## Begin

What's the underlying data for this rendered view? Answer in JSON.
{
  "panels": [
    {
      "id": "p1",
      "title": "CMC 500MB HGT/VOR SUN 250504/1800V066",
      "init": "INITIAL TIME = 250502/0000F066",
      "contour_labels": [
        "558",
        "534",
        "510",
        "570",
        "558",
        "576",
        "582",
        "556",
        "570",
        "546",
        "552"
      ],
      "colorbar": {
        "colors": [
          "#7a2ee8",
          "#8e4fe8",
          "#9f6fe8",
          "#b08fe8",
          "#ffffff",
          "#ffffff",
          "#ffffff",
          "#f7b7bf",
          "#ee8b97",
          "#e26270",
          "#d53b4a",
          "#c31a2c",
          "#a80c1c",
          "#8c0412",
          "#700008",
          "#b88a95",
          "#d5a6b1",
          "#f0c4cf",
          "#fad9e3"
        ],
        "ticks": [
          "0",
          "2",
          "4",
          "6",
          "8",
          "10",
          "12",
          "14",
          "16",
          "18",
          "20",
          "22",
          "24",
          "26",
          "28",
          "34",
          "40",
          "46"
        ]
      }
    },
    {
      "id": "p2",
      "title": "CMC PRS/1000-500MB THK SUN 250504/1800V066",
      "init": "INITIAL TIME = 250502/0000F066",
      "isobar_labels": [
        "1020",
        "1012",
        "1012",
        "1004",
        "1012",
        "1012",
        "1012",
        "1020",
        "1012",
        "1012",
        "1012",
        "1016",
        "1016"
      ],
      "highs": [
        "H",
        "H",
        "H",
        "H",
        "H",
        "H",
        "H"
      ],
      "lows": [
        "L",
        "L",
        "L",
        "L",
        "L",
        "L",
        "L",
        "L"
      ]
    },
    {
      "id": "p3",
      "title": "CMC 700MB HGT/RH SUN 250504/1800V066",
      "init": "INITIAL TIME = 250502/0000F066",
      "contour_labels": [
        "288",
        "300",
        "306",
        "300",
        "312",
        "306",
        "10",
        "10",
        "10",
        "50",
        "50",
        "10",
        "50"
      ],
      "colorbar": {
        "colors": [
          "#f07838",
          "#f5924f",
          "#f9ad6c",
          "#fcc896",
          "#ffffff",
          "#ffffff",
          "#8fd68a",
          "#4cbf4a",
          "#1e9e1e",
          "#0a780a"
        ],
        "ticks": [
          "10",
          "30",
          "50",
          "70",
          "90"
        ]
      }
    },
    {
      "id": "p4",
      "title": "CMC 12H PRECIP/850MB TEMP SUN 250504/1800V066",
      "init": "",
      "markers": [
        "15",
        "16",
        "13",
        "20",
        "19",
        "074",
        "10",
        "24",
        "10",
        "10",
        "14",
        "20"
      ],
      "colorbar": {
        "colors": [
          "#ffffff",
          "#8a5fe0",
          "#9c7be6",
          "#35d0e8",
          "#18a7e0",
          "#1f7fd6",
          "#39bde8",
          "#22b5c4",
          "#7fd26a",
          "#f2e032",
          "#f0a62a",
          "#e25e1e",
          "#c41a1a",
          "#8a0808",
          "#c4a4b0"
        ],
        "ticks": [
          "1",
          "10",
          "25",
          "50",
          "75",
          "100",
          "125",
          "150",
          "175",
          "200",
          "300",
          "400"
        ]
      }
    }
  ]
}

## End

→ **What this task involves**: Return the entries above exactly, each one complete.

→ **Full output**:
What's the underlying data for this rendered view? Answer in JSON.
{
  "panels": [
    {
      "id": "p1",
      "title": "CMC 500MB HGT/VOR SUN 250504/1800V066",
      "init": "INITIAL TIME = 250502/0000F066",
      "contour_labels": [
        "558",
        "534",
        "510",
        "570",
        "558",
        "576",
        "582",
        "556",
        "570",
        "546",
        "552"
      ],
      "colorbar": {
        "colors": [
          "#7a2ee8",
          "#8e4fe8",
          "#9f6fe8",
          "#b08fe8",
          "#ffffff",
          "#ffffff",
          "#ffffff",
          "#f7b7bf",
          "#ee8b97",
          "#e26270",
          "#d53b4a",
          "#c31a2c",
          "#a80c1c",
          "#8c0412",
          "#700008",
          "#b88a95",
          "#d5a6b1",
          "#f0c4cf",
          "#fad9e3"
        ],
        "ticks": [
          "0",
          "2",
          "4",
          "6",
          "8",
          "10",
          "12",
          "14",
          "16",
          "18",
          "20",
          "22",
          "24",
          "26",
          "28",
          "34",
          "40",
          "46"
        ]
      }
    },
    {
      "id": "p2",
      "title": "CMC PRS/1000-500MB THK SUN 250504/1800V066",
      "init": "INITIAL TIME = 250502/0000F066",
      "isobar_labels": [
        "1020",
        "1012",
        "1012",
        "1004",
        "1012",
        "1012",
        "1012",
        "1020",
        "1012",
        "1012",
        "1012",
        "1016",
        "1016"
      ],
      "highs": [
        "H",
        "H",
        "H",
        "H",
        "H",
        "H",
        "H"
      ],
      "lows": [
        "L",
        "L",
        "L",
        "L",
        "L",
        "L",
        "L",
        "L"
      ]
    },
    {
      "id": "p3",
      "title": "CMC 700MB HGT/RH SUN 250504/1800V066",
      "init": "INITIAL TIME = 250502/0000F066",
      "contour_labels": [
        "288",
        "300",
        "306",
        "300",
        "312",
        "306",
        "10",
        "10",
        "10",
        "50",
        "50",
        "10",
        "50"
      ],
      "colorbar": {
        "colors": [
          "#f07838",
          "#f5924f",
          "#f9ad6c",
          "#fcc896",
          "#ffffff",
          "#ffffff",
          "#8fd68a",
          "#4cbf4a",
          "#1e9e1e",
          "#0a780a"
        ],
        "ticks": [
          "10",
          "30",
          "50",
          "70",
          "90"
        ]
      }
    },
    {
      "id": "p4",
      "title": "CMC 12H PRECIP/850MB TEMP SUN 250504/1800V066",
      "init": "",
      "markers": [
        "15",
        "16",
        "13",
        "20",
        "19",
        "074",
        "10",
        "24",
        "10",
        "10",
        "14",
        "20"
      ],
      "colorbar": {
        "colors": [
          "#ffffff",
          "#8a5fe0",
          "#9c7be6",
          "#35d0e8",
          "#18a7e0",
          "#1f7fd6",
          "#39bde8",
          "#22b5c4",
          "#7fd26a",
          "#f2e032",
          "#f0a62a",
          "#e25e1e",
          "#c41a1a",
          "#8a0808",
          "#c4a4b0"
        ],
        "ticks": [
          "1",
          "10",
          "25",
          "50",
          "75",
          "100",
          "125",
          "150",
          "175",
          "200",
          "300",
          "400"
        ]
      }
    }
  ]
}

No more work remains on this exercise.